**GIVEN INSTRUCTION**
Present each line of the entries below that holds the word "nmin".

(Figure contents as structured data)
━━━━━━━━

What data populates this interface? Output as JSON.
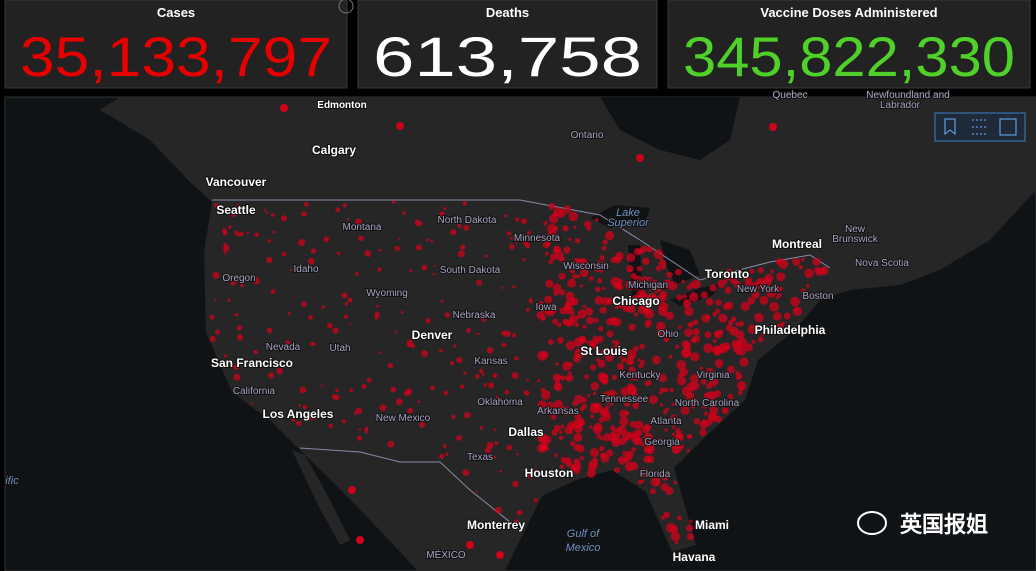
{
  "stats": [
    {
      "label": "Cases",
      "value": "35,133,797",
      "color": "#e60000"
    },
    {
      "label": "Deaths",
      "value": "613,758",
      "color": "#ffffff"
    },
    {
      "label": "Vaccine Doses Administered",
      "value": "345,822,330",
      "color": "#4fd12a"
    }
  ],
  "map": {
    "labels": [
      "Edmonton",
      "Calgary",
      "Vancouver",
      "Seattle",
      "Ontario",
      "Quebec",
      "Newfoundland and",
      "Labrador",
      "Montana",
      "North Dakota",
      "Minnesota",
      "Lake",
      "Superior",
      "Montreal",
      "New",
      "Brunswick",
      "Nova Scotia",
      "Toronto",
      "New York",
      "Boston",
      "Philadelphia",
      "Oregon",
      "Idaho",
      "Wyoming",
      "South Dakota",
      "Wisconsin",
      "Michigan",
      "Chicago",
      "Iowa",
      "Nebraska",
      "Ohio",
      "Nevada",
      "Utah",
      "Denver",
      "Kansas",
      "St Louis",
      "Kentucky",
      "Virginia",
      "San Francisco",
      "California",
      "Los Angeles",
      "New Mexico",
      "Oklahoma",
      "Arkansas",
      "Tennessee",
      "North Carolina",
      "Atlanta",
      "Georgia",
      "Dallas",
      "Texas",
      "Houston",
      "Florida",
      "Miami",
      "Monterrey",
      "Gulf of",
      "Mexico",
      "MÉXICO",
      "Havana",
      "ific"
    ]
  },
  "watermark": "英国报姐"
}
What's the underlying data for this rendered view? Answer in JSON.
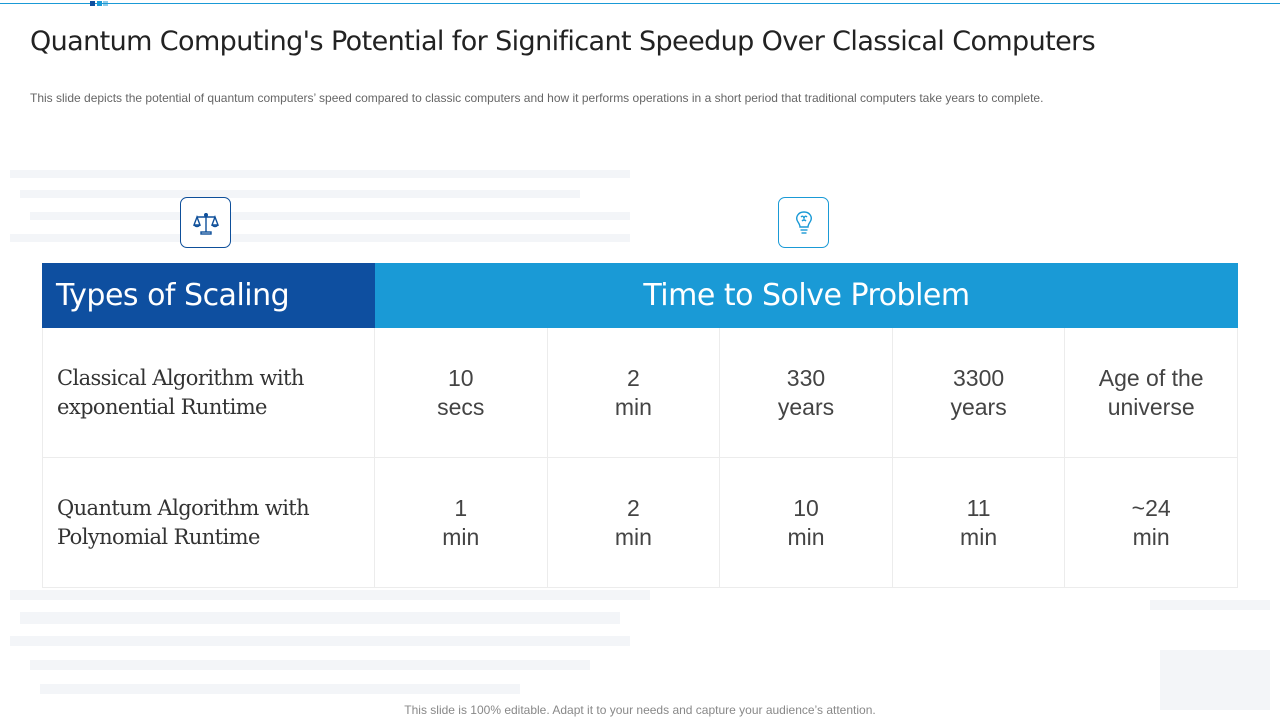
{
  "title": "Quantum Computing's Potential for Significant Speedup Over Classical Computers",
  "subtitle": "This slide depicts the potential of quantum computers’ speed compared to classic computers and how it performs operations in a short period that traditional computers take years to complete.",
  "icons": {
    "left": "balance-scale-icon",
    "right": "lightbulb-brain-icon"
  },
  "colors": {
    "header_left": "#0e4fa0",
    "header_right": "#1a9ad6",
    "accent_line": "#1a9ad6"
  },
  "table": {
    "header_left": "Types of Scaling",
    "header_right": "Time to Solve Problem",
    "rows": [
      {
        "label": "Classical Algorithm with exponential Runtime",
        "values": [
          "10\nsecs",
          "2\nmin",
          "330\nyears",
          "3300\nyears",
          "Age of the\nuniverse"
        ]
      },
      {
        "label": "Quantum Algorithm with Polynomial Runtime",
        "values": [
          "1\nmin",
          "2\nmin",
          "10\nmin",
          "11\nmin",
          "~24\nmin"
        ]
      }
    ]
  },
  "footer": "This slide is 100% editable. Adapt it to your needs and capture your audience’s attention."
}
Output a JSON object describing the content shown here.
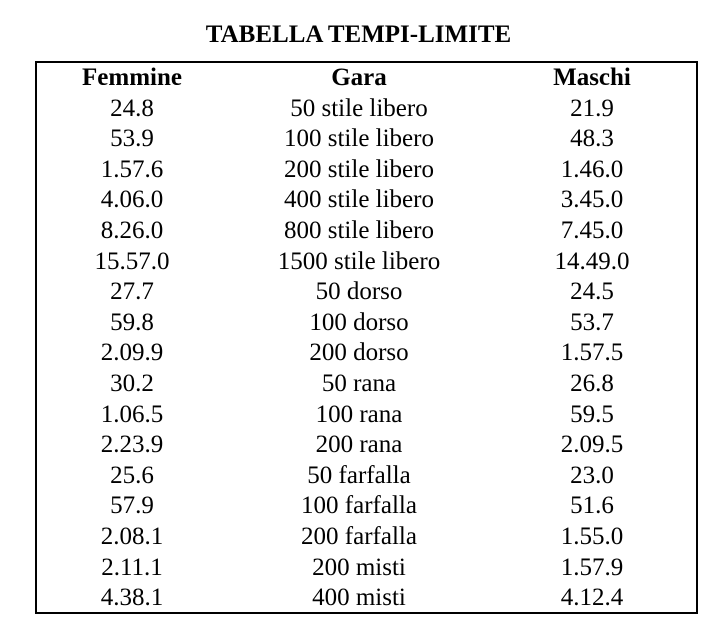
{
  "title": "TABELLA TEMPI-LIMITE",
  "headers": {
    "female": "Femmine",
    "event": "Gara",
    "male": "Maschi"
  },
  "rows": [
    {
      "female": "24.8",
      "event": "50 stile libero",
      "male": "21.9"
    },
    {
      "female": "53.9",
      "event": "100 stile libero",
      "male": "48.3"
    },
    {
      "female": "1.57.6",
      "event": "200 stile libero",
      "male": "1.46.0"
    },
    {
      "female": "4.06.0",
      "event": "400 stile libero",
      "male": "3.45.0"
    },
    {
      "female": "8.26.0",
      "event": "800 stile libero",
      "male": "7.45.0"
    },
    {
      "female": "15.57.0",
      "event": "1500 stile libero",
      "male": "14.49.0"
    },
    {
      "female": "27.7",
      "event": "50 dorso",
      "male": "24.5"
    },
    {
      "female": "59.8",
      "event": "100 dorso",
      "male": "53.7"
    },
    {
      "female": "2.09.9",
      "event": "200 dorso",
      "male": "1.57.5"
    },
    {
      "female": "30.2",
      "event": "50 rana",
      "male": "26.8"
    },
    {
      "female": "1.06.5",
      "event": "100 rana",
      "male": "59.5"
    },
    {
      "female": "2.23.9",
      "event": "200 rana",
      "male": "2.09.5"
    },
    {
      "female": "25.6",
      "event": "50 farfalla",
      "male": "23.0"
    },
    {
      "female": "57.9",
      "event": "100 farfalla",
      "male": "51.6"
    },
    {
      "female": "2.08.1",
      "event": "200 farfalla",
      "male": "1.55.0"
    },
    {
      "female": "2.11.1",
      "event": "200 misti",
      "male": "1.57.9"
    },
    {
      "female": "4.38.1",
      "event": "400 misti",
      "male": "4.12.4"
    }
  ]
}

━━━━━━━━

**THE ANSWER**
          "2\nmin",
          "1\nmin",
          "2\nmin",
          "10\nmin",
          "11\nmin",
          "~24\nmin"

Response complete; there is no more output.